# AVAILABLE DATA start

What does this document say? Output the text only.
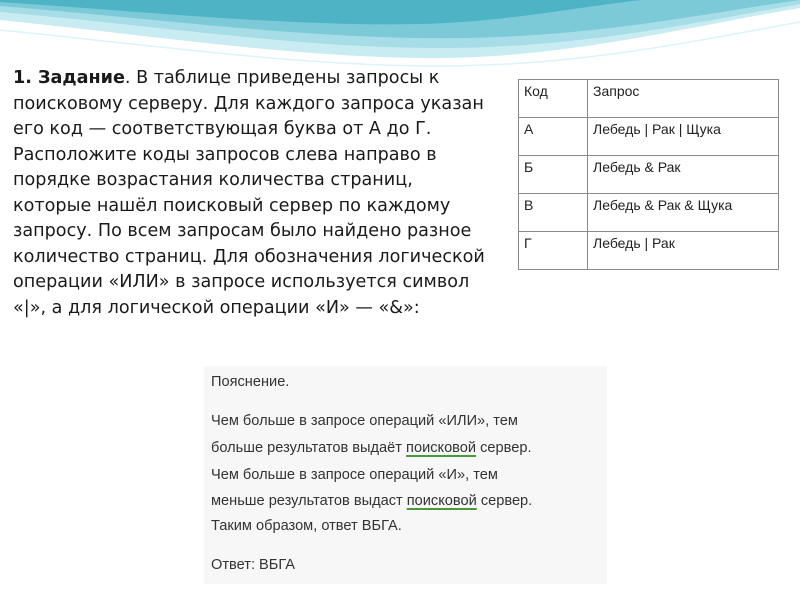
1. Задание. В таблице приведены запросы к поисковому серверу. Для каждого запроса указан его код — соответствующая буква от А до Г. Расположите коды запросов слева направо в порядке возрастания количества страниц, которые нашёл поисковый сервер по каждому запросу. По всем запросам было найдено разное количество страниц. Для обозначения логической операции «ИЛИ» в запросе используется символ «|», а для логической операции «И» — «&»:
Код	Запрос
А	Лебедь | Рак | Щука
Б	Лебедь & Рак
В	Лебедь & Рак & Щука
Г	Лебедь | Рак
Пояснение.
Чем больше в запросе операций «ИЛИ», тем
больше результатов выдаёт поисковой сервер.
Чем больше в запросе операций «И», тем
меньше результатов выдаст поисковой сервер.
Таким образом, ответ ВБГА.
Ответ: ВБГА
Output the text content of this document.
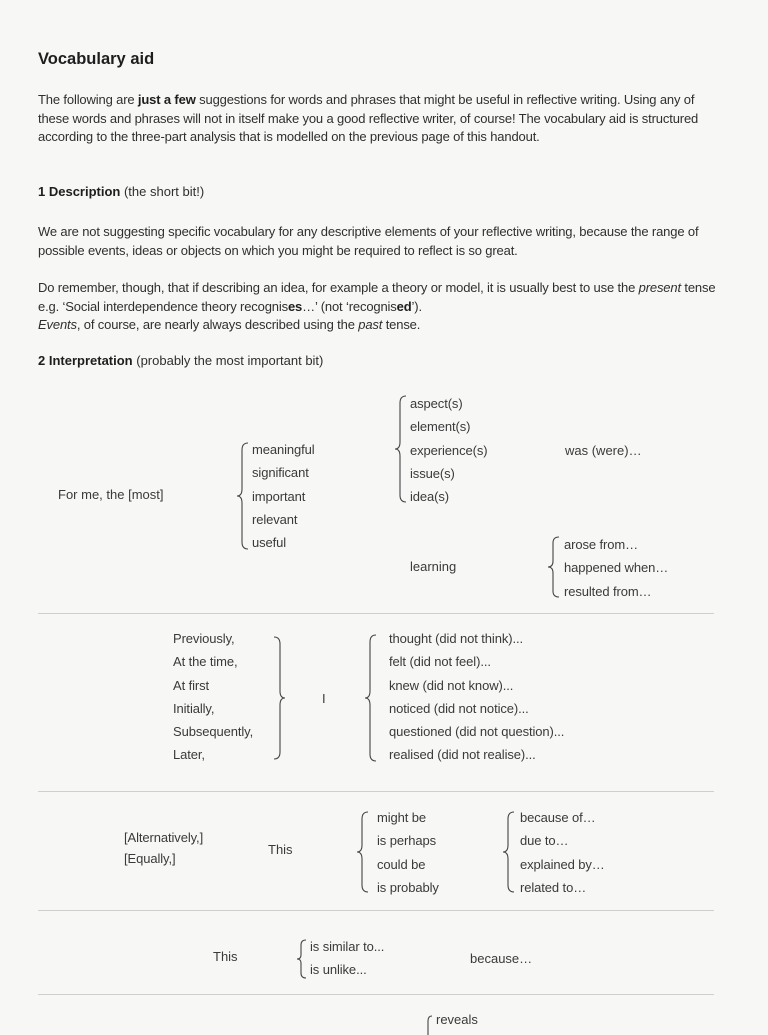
Vocabulary aid
The following are just a few suggestions for words and phrases that might be useful in reflective writing. Using any of these words and phrases will not in itself make you a good reflective writer, of course! The vocabulary aid is structured according to the three-part analysis that is modelled on the previous page of this handout.
1 Description (the short bit!)
We are not suggesting specific vocabulary for any descriptive elements of your reflective writing, because the range of possible events, ideas or objects on which you might be required to reflect is so great.
Do remember, though, that if describing an idea, for example a theory or model, it is usually best to use the present tense e.g. ‘Social interdependence theory recognises…’ (not ‘recognised’).
Events, of course, are nearly always described using the past tense.
2 Interpretation (probably the most important bit)
For me, the [most]
meaningful
significant
important
relevant
useful
aspect(s)
element(s)
experience(s)
issue(s)
idea(s)
was (were)…
learning
arose from…
happened when…
resulted from…
Previously,
At the time,
At first
Initially,
Subsequently,
Later,
I
thought (did not think)...
felt (did not feel)...
knew (did not know)...
noticed (did not notice)...
questioned (did not question)...
realised (did not realise)...
[Alternatively,]
[Equally,]
This
might be
is perhaps
could be
is probably
because of…
due to…
explained by…
related to…
This
is similar to...
is unlike...
because…
reveals
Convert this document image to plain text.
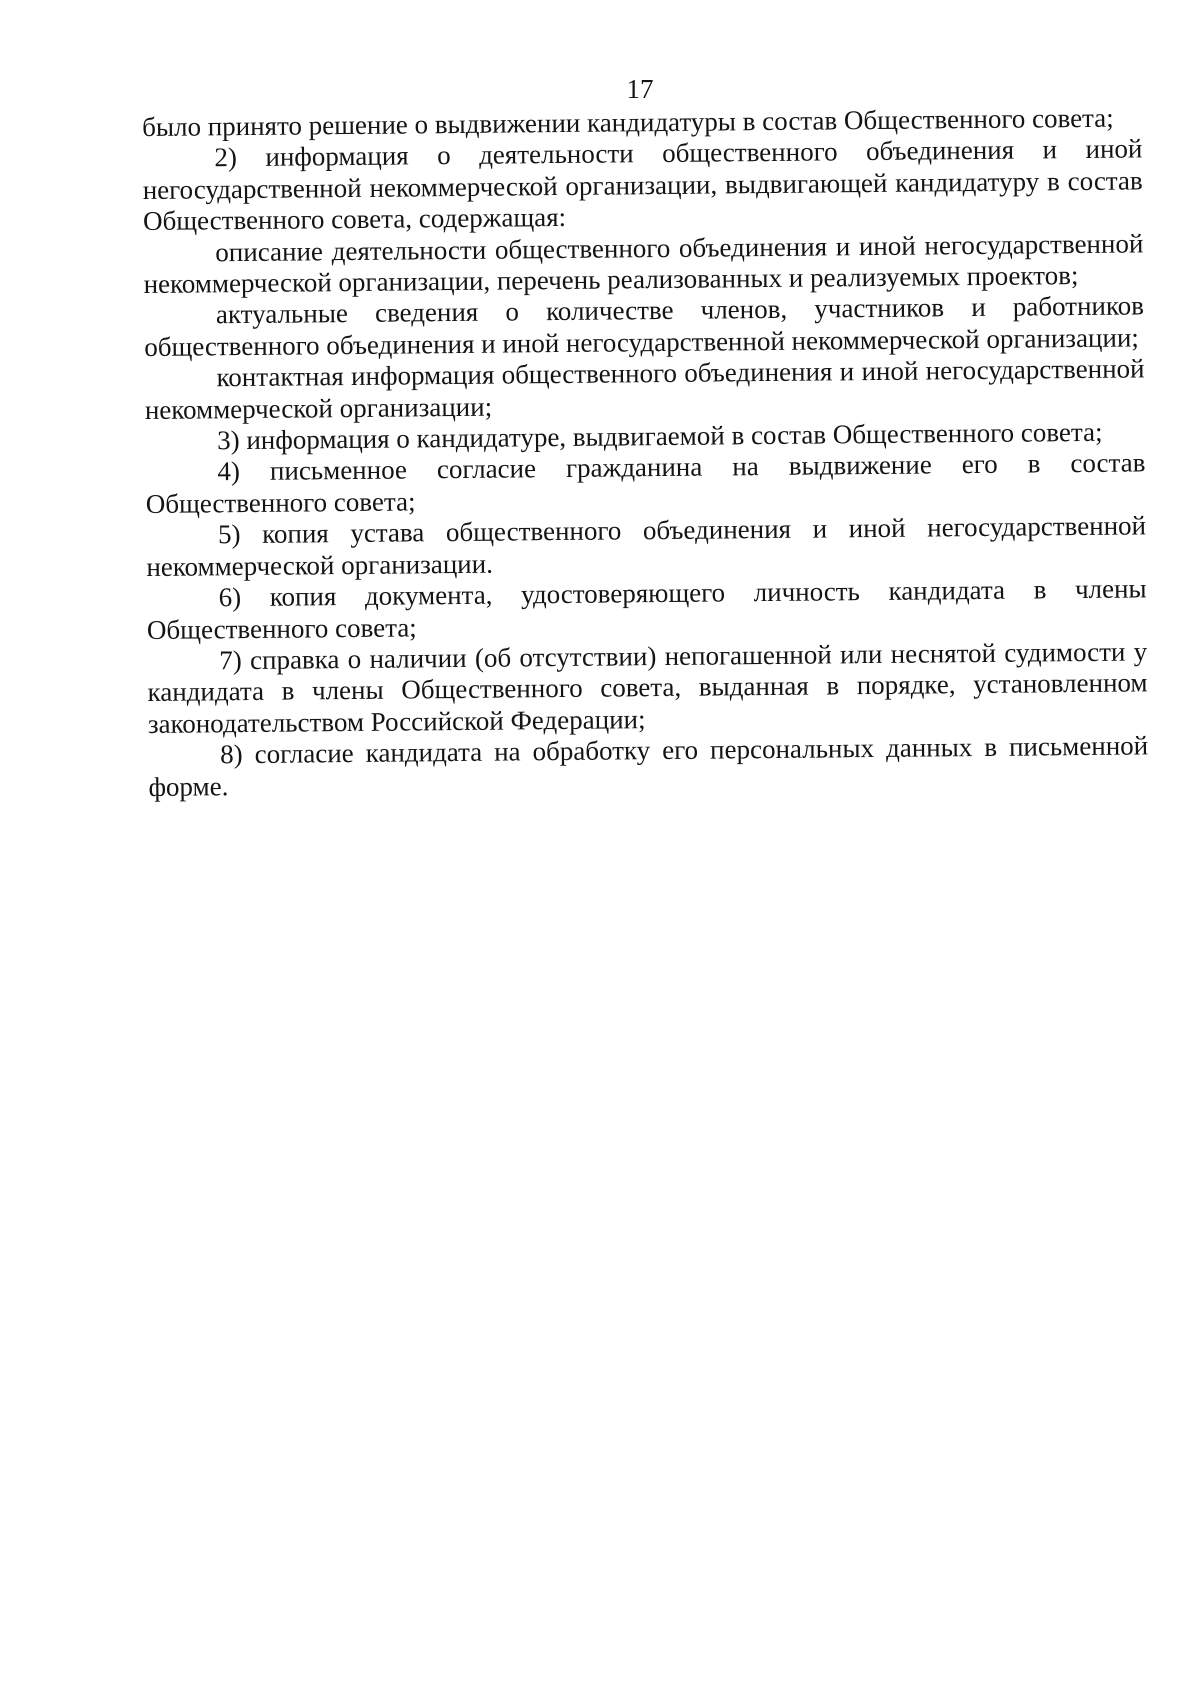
17

было принято решение о выдвижении кандидатуры в состав Общественного совета;

2) информация о деятельности общественного объединения и иной негосударственной некоммерческой организации, выдвигающей кандидатуру в состав Общественного совета, содержащая:

описание деятельности общественного объединения и иной негосударственной некоммерческой организации, перечень реализованных и реализуемых проектов;

актуальные сведения о количестве членов, участников и работников общественного объединения и иной негосударственной некоммерческой организации;

контактная информация общественного объединения и иной негосударственной некоммерческой организации;

3) информация о кандидатуре, выдвигаемой в состав Общественного совета;

4) письменное согласие гражданина на выдвижение его в состав Общественного совета;

5) копия устава общественного объединения и иной негосударственной некоммерческой организации.

6) копия документа, удостоверяющего личность кандидата в члены Общественного совета;

7) справка о наличии (об отсутствии) непогашенной или неснятой судимости у кандидата в члены Общественного совета, выданная в порядке, установленном законодательством Российской Федерации;

8) согласие кандидата на обработку его персональных данных в письменной форме.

# AVAILABLE DATA end

* PROBLEM DETAILS: Give an exact reproduction of every line, leaving out any picture.

* EXERCISE RESPONSE:
What does this document say? Output the text only.
1. Задание. В таблице приведены запросы к поисковому серверу. Для каждого запроса указан его код — соответствующая буква от А до Г. Расположите коды запросов слева направо в порядке возрастания количества страниц, которые нашёл поисковый сервер по каждому запросу. По всем запросам было найдено разное количество страниц. Для обозначения логической операции «ИЛИ» в запросе используется символ «|», а для логической операции «И» — «&»:
Код	Запрос
А	Лебедь | Рак | Щука
Б	Лебедь & Рак
В	Лебедь & Рак & Щука
Г	Лебедь | Рак
Пояснение.
Чем больше в запросе операций «ИЛИ», тем
больше результатов выдаёт поисковой сервер.
Чем больше в запросе операций «И», тем
меньше результатов выдаст поисковой сервер.
Таким образом, ответ ВБГА.
Ответ: ВБГА
Output the text content of this document.
Vocabulary aid
The following are just a few suggestions for words and phrases that might be useful in reflective writing. Using any of these words and phrases will not in itself make you a good reflective writer, of course! The vocabulary aid is structured according to the three-part analysis that is modelled on the previous page of this handout.
1 Description (the short bit!)
We are not suggesting specific vocabulary for any descriptive elements of your reflective writing, because the range of possible events, ideas or objects on which you might be required to reflect is so great.
Do remember, though, that if describing an idea, for example a theory or model, it is usually best to use the present tense e.g. ‘Social interdependence theory recognises…’ (not ‘recognised’).
Events, of course, are nearly always described using the past tense.
2 Interpretation (probably the most important bit)
For me, the [most]
meaningful
significant
important
relevant
useful
aspect(s)
element(s)
experience(s)
issue(s)
idea(s)
was (were)…
learning
arose from…
happened when…
resulted from…
Previously,
At the time,
At first
Initially,
Subsequently,
Later,
I
thought (did not think)...
felt (did not feel)...
knew (did not know)...
noticed (did not notice)...
questioned (did not question)...
realised (did not realise)...
[Alternatively,]
[Equally,]
This
might be
is perhaps
could be
is probably
because of…
due to…
explained by…
related to…
This
is similar to...
is unlike...
because…
reveals
Convert this document image to plain text.
17

было принято решение о выдвижении кандидатуры в состав Общественного совета;

2) информация о деятельности общественного объединения и иной негосударственной некоммерческой организации, выдвигающей кандидатуру в состав Общественного совета, содержащая:

описание деятельности общественного объединения и иной негосударственной некоммерческой организации, перечень реализованных и реализуемых проектов;

актуальные сведения о количестве членов, участников и работников общественного объединения и иной негосударственной некоммерческой организации;

контактная информация общественного объединения и иной негосударственной некоммерческой организации;

3) информация о кандидатуре, выдвигаемой в состав Общественного совета;

4) письменное согласие гражданина на выдвижение его в состав Общественного совета;

5) копия устава общественного объединения и иной негосударственной некоммерческой организации.

6) копия документа, удостоверяющего личность кандидата в члены Общественного совета;

7) справка о наличии (об отсутствии) непогашенной или неснятой судимости у кандидата в члены Общественного совета, выданная в порядке, установленном законодательством Российской Федерации;

8) согласие кандидата на обработку его персональных данных в письменной форме.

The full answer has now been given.